**Yang Harus Dikerjakan**
Bisakah Anda melanjutkan teks tentang perbedaan pendapat orang Kufah dan Bashrah soal waqf dengan memindahkan harakat, mulai sesudah kalimat terakhirnya?

**Dokumen Sumber**
_ _ _ _ _ _ _

Apakah diperbolehkan atau tidak mewaqafkan suatu kata dengan sukun lalu memindahkan harakatnya dalam keadaan manshub ke huruf sebelumnya?

DIADARA SHOLIHATI I.
Orang-orang Kufah berpendapat bahwa hal itu diperbolehkan seperti berkata رَأَيتُ البَكَرْ dengan memfathahkan kaf-nya yang dalam keadaan nashab.
Sedangkan orang-orang Bashrah mereka tidak membolehkannya.
Namun dua golongan tersebut bersepakat untuk membolehkannya dalam keadaan rafa’ dan jar, seperti,
"هذا البكُرْ" "مرت بالبكِرْ"
Rafa dengan dhammah dan jar dengan kasrah.
Adapun orang Kufah berhujjah bahwa kami sepakat diperbolehkannya hal itu ketika marfu’ dan khafadh seperti,
"هذا البكُرْ" "مرت بالبكِرْ"
Untuk mencegah terjadinya dua sukun ketika waqf. Sehingga mereka memilih dhammah untuk rafa’ dan kasrah untuk khafadh dikarenakan harakat itu digunakan ketika diwashalkan maka sangat diutamakan dalam keadaan yang lainnya sebagaimana perkataan beberapa penyair berikut ini,
1.    أنا ابْنُ مَاوِيَّةَ إذ جَدَّ الَّنقُزْ
2.    أنا جريرٌ كُنْيَتِي أَبُو عَمِرْ ... أَضْرِبُ بالسَّيْفِ وسَعْدٌ في القَصِرْ
أجُبُنًا وغَيرَة خَلْفَ السِّتِرْ
3.    أَرَتْنِي حِجْلًا على سَاقِهَا ... فَهَشَّ الفُؤَادُ لِذَاكَ الحِجِلْ
فقلت ولم أُخْفِ عن صَاحِبِي: ... ألا بِأبِي أَصْلُ تلك الرِّجِل
4.    عَلَّمَنَا إِخْوَانُنَا بَنُو عِجِلْ ... شُرْبَ النبيذ واصْطِفَافًا بالرِّجِلْ
Maka ketika hal itu ditetapkan dalam keadaan marfu dan jar maka demikian juga ketika nashab hal itu dilakukan, karena kaf pada kalimat رَأَيتُ البَكر” dalam keadaan nashab itu sukun sebagaimana sukunnya pada kalimat "هذا البكر" "مرت بالبكر" yang dalam keadaan rafa’ dan jar. Dan sebagaimana juga diharakatkannya kaf ketia rafa’ dan jar  untuk mencegah bertemunya dua sukun maka seyogyanya juga dilakukan ketika nashab untuk mencegah bertemunya dua sukun. Dan sebagaimana juga mereka memilih dhammah untuk rafa’ dan kasrah untuk khafadh maka seyogyanya juga mereka milih fathah untuk nashab.

_ _ _ _ _ _ _

(Anotasi kotak elemen)
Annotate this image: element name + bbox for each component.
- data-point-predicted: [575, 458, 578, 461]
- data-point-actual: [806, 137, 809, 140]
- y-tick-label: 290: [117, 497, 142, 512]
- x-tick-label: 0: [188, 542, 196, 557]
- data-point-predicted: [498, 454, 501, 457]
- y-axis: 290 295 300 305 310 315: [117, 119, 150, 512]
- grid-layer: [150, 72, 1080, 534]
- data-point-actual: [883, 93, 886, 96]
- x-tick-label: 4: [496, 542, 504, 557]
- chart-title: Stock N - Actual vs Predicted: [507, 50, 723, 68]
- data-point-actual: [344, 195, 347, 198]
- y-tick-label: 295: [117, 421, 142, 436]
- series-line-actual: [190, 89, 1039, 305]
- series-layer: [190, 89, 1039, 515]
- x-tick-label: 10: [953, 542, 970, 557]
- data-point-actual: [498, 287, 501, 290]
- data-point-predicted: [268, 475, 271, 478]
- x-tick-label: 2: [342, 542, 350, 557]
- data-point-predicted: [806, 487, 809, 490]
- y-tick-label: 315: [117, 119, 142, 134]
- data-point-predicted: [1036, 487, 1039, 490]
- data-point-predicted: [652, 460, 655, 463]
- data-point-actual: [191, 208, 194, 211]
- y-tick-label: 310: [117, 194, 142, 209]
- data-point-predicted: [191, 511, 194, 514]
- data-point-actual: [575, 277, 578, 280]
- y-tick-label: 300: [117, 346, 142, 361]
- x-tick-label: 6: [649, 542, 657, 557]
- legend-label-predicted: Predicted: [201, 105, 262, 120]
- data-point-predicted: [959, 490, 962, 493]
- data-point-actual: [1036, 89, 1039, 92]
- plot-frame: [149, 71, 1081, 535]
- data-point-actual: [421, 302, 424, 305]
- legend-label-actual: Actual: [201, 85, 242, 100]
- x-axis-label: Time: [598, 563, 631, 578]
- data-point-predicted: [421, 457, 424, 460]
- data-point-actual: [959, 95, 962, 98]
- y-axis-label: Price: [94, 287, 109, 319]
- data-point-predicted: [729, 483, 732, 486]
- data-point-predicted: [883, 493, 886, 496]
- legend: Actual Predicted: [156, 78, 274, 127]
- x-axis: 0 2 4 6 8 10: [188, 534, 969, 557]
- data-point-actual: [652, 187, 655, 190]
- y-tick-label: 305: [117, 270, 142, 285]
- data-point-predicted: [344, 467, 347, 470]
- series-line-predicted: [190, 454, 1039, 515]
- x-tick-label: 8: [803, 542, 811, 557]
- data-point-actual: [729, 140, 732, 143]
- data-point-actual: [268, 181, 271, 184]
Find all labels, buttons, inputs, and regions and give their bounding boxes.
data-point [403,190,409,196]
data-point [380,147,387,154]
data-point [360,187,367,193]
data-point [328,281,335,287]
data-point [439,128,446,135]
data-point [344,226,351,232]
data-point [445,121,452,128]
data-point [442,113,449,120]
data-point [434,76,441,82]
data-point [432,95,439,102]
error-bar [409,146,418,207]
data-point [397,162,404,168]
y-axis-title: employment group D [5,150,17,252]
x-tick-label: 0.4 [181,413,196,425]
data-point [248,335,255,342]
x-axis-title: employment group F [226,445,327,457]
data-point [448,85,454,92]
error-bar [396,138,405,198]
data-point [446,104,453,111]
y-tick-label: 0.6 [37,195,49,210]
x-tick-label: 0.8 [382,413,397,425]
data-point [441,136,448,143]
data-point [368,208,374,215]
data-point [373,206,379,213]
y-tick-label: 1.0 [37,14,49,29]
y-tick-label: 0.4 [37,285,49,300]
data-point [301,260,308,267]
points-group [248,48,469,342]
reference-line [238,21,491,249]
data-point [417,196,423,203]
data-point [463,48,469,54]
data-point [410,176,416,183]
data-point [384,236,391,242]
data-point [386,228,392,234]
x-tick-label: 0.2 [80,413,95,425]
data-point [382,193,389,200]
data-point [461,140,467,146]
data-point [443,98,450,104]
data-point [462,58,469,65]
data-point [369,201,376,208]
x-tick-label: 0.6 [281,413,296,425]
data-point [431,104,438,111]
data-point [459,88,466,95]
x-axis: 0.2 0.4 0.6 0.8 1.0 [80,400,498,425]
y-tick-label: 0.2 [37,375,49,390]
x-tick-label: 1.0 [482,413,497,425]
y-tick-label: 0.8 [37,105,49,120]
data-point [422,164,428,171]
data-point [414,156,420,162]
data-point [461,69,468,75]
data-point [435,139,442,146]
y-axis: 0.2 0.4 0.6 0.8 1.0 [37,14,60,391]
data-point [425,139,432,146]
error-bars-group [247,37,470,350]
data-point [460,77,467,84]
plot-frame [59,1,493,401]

_ _ _ _ _ _ _

**Jawaban Tugas Ini**
Adapun orang-orang Basrah berhujjah bahwa hal itu tidak diperbolehkan karena asal keadaan sebuah kata itu ialah nakirah maka hendaklah ketika dalam keadaan nashab dikatakan بكرًا , sehingga tidak diperbolehkan memberi harakat ain-nya ketika tidak bertemunya dua sukun sebagaimana yang terjadi ketika rafa’ dan jar, seperti  "هذا البكْرْ" "مرت بالبكْرْ" .
Adapun saya sependapat dengan pendapatnya orang-orang Kufah.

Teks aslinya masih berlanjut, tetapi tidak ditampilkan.